- **WHAT NEEDS TO BE DONE**
Carry none of the pictures over; write out the complete data exactly.

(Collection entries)
###
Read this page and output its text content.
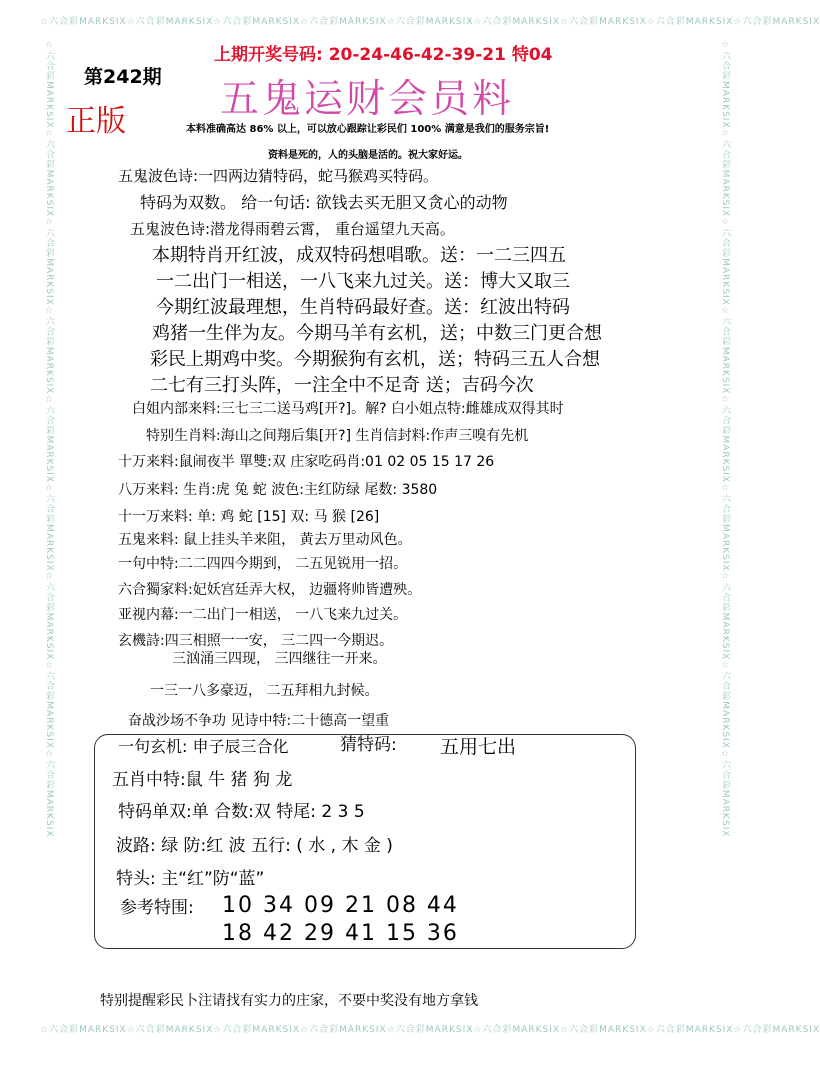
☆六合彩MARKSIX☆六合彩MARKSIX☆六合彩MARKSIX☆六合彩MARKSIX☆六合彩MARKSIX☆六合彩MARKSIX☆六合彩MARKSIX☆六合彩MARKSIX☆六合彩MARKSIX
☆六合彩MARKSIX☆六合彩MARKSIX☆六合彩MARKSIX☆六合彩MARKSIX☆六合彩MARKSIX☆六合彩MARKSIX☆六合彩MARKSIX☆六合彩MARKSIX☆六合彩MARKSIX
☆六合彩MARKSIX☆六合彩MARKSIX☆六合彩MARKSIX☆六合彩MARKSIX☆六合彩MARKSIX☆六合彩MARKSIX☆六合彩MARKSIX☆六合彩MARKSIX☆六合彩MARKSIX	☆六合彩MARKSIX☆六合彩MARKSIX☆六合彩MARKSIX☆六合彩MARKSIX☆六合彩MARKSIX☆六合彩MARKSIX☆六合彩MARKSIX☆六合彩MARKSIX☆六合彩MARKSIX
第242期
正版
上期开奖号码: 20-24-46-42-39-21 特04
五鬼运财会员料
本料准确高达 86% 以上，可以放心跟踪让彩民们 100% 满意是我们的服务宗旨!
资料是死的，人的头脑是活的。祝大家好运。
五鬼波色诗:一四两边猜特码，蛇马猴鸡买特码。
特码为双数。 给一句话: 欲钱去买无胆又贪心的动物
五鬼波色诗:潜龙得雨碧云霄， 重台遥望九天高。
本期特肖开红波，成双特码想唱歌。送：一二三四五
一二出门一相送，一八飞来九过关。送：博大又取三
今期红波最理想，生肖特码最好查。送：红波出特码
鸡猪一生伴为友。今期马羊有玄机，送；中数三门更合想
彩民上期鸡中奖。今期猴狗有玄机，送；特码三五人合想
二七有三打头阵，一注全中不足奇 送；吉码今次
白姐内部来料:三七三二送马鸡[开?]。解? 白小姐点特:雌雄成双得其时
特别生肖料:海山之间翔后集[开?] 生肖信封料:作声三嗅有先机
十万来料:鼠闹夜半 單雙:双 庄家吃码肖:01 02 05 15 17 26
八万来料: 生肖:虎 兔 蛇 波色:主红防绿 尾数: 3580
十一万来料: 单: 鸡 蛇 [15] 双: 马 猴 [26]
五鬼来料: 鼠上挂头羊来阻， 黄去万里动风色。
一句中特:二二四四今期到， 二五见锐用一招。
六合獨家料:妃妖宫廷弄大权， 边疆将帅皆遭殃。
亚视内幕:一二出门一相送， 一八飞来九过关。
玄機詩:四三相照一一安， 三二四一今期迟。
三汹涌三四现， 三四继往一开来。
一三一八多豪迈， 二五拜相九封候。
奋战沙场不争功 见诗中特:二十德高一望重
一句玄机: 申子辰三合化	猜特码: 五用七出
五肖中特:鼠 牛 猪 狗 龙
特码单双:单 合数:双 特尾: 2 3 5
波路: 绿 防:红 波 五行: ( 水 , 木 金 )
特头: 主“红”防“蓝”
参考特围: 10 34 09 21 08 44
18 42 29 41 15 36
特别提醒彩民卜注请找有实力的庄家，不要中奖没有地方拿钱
###
- **RESULT BELOW**
Read this page and output its text content.
☆六合彩MARKSIX☆六合彩MARKSIX☆六合彩MARKSIX☆六合彩MARKSIX☆六合彩MARKSIX☆六合彩MARKSIX☆六合彩MARKSIX☆六合彩MARKSIX☆六合彩MARKSIX
☆六合彩MARKSIX☆六合彩MARKSIX☆六合彩MARKSIX☆六合彩MARKSIX☆六合彩MARKSIX☆六合彩MARKSIX☆六合彩MARKSIX☆六合彩MARKSIX☆六合彩MARKSIX
☆六合彩MARKSIX☆六合彩MARKSIX☆六合彩MARKSIX☆六合彩MARKSIX☆六合彩MARKSIX☆六合彩MARKSIX☆六合彩MARKSIX☆六合彩MARKSIX☆六合彩MARKSIX	☆六合彩MARKSIX☆六合彩MARKSIX☆六合彩MARKSIX☆六合彩MARKSIX☆六合彩MARKSIX☆六合彩MARKSIX☆六合彩MARKSIX☆六合彩MARKSIX☆六合彩MARKSIX
第242期
正版
上期开奖号码: 20-24-46-42-39-21 特04
五鬼运财会员料
本料准确高达 86% 以上，可以放心跟踪让彩民们 100% 满意是我们的服务宗旨!
资料是死的，人的头脑是活的。祝大家好运。
五鬼波色诗:一四两边猜特码，蛇马猴鸡买特码。
特码为双数。 给一句话: 欲钱去买无胆又贪心的动物
五鬼波色诗:潜龙得雨碧云霄， 重台遥望九天高。
本期特肖开红波，成双特码想唱歌。送：一二三四五
一二出门一相送，一八飞来九过关。送：博大又取三
今期红波最理想，生肖特码最好查。送：红波出特码
鸡猪一生伴为友。今期马羊有玄机，送；中数三门更合想
彩民上期鸡中奖。今期猴狗有玄机，送；特码三五人合想
二七有三打头阵，一注全中不足奇 送；吉码今次
白姐内部来料:三七三二送马鸡[开?]。解? 白小姐点特:雌雄成双得其时
特别生肖料:海山之间翔后集[开?] 生肖信封料:作声三嗅有先机
十万来料:鼠闹夜半 單雙:双 庄家吃码肖:01 02 05 15 17 26
八万来料: 生肖:虎 兔 蛇 波色:主红防绿 尾数: 3580
十一万来料: 单: 鸡 蛇 [15] 双: 马 猴 [26]
五鬼来料: 鼠上挂头羊来阻， 黄去万里动风色。
一句中特:二二四四今期到， 二五见锐用一招。
六合獨家料:妃妖宫廷弄大权， 边疆将帅皆遭殃。
亚视内幕:一二出门一相送， 一八飞来九过关。
玄機詩:四三相照一一安， 三二四一今期迟。
三汹涌三四现， 三四继往一开来。
一三一八多豪迈， 二五拜相九封候。
奋战沙场不争功 见诗中特:二十德高一望重
一句玄机: 申子辰三合化	猜特码: 五用七出
五肖中特:鼠 牛 猪 狗 龙
特码单双:单 合数:双 特尾: 2 3 5
波路: 绿 防:红 波 五行: ( 水 , 木 金 )
特头: 主“红”防“蓝”
参考特围: 10 34 09 21 08 44
18 42 29 41 15 36
特别提醒彩民卜注请找有实力的庄家，不要中奖没有地方拿钱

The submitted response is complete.